▶ **Task instructions**
Work out how many lines hold "minimize". Give the number and nothing else.

▶ **Supplied data**

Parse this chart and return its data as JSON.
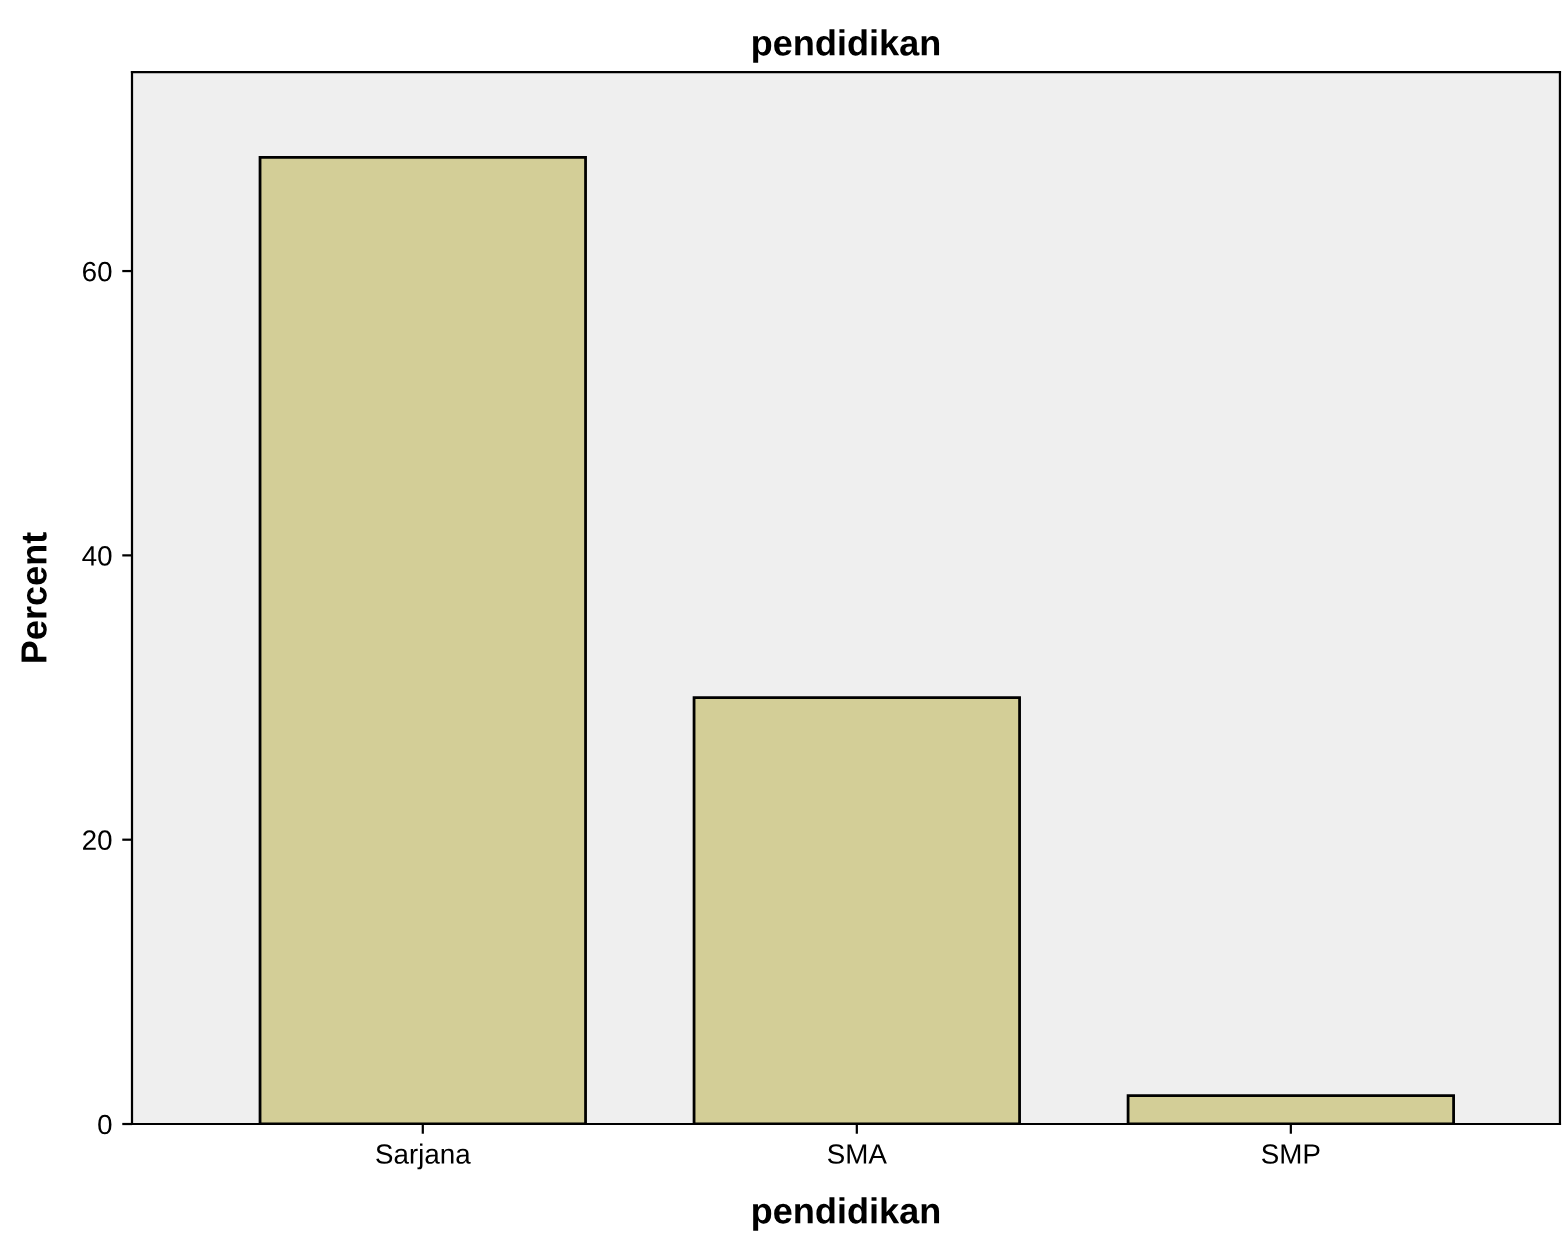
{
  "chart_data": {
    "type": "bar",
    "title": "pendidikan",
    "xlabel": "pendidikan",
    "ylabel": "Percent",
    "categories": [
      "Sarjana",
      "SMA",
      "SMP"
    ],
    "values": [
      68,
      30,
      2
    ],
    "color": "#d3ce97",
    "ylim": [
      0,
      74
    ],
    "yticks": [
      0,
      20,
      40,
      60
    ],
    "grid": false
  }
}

* * *

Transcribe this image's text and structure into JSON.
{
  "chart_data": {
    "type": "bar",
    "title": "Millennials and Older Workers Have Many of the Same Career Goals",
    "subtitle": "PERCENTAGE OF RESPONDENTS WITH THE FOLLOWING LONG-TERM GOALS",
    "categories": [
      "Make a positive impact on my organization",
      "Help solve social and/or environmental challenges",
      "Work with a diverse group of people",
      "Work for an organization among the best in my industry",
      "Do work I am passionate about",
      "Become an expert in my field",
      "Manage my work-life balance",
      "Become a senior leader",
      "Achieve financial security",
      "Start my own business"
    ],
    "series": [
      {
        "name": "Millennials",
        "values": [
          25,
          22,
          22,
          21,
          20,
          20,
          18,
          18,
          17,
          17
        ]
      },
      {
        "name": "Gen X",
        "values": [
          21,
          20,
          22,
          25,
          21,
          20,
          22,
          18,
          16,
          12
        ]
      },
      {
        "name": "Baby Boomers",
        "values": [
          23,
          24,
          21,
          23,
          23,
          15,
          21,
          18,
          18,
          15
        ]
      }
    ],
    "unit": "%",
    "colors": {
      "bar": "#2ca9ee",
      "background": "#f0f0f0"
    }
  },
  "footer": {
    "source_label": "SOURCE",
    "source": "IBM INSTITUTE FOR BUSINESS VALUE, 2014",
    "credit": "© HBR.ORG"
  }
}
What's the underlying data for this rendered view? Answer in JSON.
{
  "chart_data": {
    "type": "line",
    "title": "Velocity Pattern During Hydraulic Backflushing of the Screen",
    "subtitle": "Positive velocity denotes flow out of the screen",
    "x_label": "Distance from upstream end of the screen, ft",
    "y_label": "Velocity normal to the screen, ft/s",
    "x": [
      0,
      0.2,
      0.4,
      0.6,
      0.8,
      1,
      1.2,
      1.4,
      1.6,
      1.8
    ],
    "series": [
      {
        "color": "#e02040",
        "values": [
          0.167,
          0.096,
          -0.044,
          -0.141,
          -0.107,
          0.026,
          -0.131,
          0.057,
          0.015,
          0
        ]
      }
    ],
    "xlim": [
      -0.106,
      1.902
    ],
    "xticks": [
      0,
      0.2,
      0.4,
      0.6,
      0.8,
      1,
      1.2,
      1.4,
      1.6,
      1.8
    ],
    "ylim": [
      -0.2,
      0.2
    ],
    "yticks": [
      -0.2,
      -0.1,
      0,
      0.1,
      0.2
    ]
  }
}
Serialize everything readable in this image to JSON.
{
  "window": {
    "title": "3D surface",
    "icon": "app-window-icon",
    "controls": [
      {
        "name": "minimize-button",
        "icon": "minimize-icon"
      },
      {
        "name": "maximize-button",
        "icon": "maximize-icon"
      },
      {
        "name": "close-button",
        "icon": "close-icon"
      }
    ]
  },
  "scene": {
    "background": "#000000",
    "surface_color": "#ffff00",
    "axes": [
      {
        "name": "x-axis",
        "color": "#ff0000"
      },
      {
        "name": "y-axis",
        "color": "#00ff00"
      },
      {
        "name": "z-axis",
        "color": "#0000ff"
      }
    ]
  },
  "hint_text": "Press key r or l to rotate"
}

▶ **Task output**
2